> **Given data**:
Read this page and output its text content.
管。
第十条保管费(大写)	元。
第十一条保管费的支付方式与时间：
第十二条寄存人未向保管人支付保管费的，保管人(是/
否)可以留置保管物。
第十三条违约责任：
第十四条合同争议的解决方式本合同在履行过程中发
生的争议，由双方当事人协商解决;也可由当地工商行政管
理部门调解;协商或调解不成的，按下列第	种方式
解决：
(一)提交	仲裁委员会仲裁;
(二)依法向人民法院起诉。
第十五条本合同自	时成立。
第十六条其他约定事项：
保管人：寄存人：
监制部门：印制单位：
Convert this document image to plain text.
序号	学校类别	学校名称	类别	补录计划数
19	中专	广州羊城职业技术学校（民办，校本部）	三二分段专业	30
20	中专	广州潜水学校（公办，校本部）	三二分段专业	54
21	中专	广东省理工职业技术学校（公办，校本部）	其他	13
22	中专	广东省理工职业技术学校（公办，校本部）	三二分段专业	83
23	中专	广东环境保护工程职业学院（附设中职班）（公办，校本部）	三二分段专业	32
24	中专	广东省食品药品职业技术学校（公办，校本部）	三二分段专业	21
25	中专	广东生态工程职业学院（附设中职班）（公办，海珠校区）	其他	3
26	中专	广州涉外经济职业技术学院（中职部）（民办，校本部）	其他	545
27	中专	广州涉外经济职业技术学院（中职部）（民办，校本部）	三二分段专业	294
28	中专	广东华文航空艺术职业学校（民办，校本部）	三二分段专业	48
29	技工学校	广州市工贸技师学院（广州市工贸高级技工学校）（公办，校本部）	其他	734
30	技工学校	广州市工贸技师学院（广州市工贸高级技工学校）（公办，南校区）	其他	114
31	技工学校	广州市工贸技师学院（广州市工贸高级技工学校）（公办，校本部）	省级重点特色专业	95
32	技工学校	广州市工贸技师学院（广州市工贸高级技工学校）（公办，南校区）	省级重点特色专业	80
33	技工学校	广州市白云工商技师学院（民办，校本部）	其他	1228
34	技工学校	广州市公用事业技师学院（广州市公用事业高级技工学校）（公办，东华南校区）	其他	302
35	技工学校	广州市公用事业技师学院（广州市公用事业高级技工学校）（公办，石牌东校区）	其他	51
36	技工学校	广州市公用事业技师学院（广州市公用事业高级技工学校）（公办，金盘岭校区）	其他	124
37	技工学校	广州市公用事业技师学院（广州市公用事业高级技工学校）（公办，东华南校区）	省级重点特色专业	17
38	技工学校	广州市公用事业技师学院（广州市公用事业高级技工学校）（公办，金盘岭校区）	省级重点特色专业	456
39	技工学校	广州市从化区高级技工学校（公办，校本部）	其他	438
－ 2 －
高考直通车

> **Task to carry out**:
Pull out every line above that holds the word "text".

> **Completed task**:
Read this page and output its text content.
Convert this document image to plain text.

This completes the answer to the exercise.